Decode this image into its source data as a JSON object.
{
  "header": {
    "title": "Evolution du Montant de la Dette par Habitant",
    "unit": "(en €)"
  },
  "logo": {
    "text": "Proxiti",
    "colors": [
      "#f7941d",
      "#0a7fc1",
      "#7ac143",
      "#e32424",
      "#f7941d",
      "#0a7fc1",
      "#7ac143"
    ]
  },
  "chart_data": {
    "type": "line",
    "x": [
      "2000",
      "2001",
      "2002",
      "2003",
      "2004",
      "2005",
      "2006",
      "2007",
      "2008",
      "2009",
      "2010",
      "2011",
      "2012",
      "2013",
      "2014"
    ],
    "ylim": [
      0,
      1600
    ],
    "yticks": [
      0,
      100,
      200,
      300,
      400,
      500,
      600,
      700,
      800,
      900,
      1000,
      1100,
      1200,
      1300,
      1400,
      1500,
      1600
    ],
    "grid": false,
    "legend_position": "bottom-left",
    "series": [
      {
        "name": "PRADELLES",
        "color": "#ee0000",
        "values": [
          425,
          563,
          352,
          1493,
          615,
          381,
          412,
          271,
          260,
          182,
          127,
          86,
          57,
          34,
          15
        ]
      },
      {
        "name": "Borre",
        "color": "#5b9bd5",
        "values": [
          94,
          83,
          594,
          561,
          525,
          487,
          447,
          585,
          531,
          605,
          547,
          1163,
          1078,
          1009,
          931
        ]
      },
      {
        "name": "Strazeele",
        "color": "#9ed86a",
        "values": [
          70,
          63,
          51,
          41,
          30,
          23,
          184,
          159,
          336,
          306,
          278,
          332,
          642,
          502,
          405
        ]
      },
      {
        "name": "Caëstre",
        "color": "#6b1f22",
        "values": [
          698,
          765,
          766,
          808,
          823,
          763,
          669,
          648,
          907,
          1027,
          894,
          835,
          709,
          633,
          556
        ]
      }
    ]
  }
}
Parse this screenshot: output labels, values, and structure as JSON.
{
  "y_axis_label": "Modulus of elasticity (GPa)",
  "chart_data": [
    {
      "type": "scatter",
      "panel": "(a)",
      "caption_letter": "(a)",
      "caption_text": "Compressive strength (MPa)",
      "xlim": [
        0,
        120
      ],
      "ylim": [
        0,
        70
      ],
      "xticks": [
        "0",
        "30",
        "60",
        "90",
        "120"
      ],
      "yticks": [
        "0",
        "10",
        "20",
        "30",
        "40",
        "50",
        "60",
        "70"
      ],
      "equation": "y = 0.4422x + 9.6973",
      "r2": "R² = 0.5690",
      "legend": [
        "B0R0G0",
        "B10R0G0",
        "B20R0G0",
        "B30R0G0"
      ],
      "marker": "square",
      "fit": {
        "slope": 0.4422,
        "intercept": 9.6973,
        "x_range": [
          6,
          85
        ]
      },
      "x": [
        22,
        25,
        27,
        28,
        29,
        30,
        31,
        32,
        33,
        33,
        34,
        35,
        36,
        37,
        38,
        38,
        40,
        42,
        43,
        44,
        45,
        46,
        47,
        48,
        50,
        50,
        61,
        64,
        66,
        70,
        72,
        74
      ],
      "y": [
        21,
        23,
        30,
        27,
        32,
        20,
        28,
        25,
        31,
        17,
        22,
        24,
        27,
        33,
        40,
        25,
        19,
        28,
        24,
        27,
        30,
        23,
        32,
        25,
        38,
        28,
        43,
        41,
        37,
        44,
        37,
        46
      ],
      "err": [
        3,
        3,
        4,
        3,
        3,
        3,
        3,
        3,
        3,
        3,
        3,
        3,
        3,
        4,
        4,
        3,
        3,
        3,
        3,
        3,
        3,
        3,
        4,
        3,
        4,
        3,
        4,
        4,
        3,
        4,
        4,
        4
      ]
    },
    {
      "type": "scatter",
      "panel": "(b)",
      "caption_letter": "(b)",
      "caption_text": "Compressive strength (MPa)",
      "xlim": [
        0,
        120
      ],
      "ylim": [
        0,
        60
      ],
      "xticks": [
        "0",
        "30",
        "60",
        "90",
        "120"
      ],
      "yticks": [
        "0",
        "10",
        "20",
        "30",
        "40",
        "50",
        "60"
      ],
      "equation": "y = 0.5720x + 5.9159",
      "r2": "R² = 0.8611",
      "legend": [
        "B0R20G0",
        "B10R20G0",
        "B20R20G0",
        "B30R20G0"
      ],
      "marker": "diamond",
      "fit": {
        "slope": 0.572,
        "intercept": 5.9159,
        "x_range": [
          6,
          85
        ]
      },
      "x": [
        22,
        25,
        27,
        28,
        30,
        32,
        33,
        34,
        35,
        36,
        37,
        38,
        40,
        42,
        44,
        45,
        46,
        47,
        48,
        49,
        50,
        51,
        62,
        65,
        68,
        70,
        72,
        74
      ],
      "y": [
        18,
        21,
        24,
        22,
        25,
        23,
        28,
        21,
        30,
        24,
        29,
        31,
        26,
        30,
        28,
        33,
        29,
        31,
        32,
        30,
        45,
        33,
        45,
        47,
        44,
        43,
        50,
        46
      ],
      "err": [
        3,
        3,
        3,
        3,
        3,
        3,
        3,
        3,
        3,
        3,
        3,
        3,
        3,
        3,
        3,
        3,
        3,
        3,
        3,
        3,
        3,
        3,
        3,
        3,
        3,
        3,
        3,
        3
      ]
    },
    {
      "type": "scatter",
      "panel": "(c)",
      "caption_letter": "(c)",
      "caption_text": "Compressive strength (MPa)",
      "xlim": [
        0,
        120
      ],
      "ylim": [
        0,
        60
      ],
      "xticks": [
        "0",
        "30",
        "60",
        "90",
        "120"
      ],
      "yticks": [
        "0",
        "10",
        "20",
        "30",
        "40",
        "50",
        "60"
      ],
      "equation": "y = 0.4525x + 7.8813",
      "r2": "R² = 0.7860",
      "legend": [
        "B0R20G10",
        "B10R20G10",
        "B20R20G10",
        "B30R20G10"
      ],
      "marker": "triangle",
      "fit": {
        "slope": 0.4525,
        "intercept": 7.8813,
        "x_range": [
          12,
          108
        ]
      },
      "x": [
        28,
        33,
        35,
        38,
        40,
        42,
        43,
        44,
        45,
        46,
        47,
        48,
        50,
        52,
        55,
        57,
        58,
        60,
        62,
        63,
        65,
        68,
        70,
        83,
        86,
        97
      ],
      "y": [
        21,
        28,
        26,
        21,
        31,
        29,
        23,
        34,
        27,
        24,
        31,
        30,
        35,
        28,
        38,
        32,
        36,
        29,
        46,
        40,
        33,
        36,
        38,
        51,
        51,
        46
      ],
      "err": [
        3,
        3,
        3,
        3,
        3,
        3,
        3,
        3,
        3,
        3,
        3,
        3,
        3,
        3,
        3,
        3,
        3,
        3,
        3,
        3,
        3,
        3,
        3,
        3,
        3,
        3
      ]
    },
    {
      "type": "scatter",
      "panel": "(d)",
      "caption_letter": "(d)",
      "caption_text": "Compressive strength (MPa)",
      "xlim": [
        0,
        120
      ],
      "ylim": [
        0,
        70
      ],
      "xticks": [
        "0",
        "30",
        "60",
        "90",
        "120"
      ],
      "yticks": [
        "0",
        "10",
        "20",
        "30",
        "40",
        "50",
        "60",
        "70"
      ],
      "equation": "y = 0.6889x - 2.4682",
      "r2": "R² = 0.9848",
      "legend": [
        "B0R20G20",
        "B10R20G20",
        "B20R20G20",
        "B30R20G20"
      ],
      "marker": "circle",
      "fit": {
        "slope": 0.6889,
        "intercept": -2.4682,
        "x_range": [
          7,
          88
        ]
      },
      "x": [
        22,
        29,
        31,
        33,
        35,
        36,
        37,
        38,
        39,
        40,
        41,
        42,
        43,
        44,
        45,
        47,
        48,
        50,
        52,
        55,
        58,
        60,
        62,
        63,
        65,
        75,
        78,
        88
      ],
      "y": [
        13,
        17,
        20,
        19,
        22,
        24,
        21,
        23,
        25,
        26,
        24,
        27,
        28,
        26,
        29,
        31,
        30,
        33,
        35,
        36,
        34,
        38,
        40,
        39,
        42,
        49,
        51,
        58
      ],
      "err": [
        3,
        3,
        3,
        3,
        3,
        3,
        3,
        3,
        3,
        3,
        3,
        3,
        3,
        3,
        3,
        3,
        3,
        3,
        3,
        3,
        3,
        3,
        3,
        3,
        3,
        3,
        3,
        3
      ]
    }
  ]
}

> [Task requirements] In the entries above, identify each line that includes the string "marker", then copy it.

> [The reply]
      "marker": "square",
      "marker": "diamond",
      "marker": "triangle",
      "marker": "circle",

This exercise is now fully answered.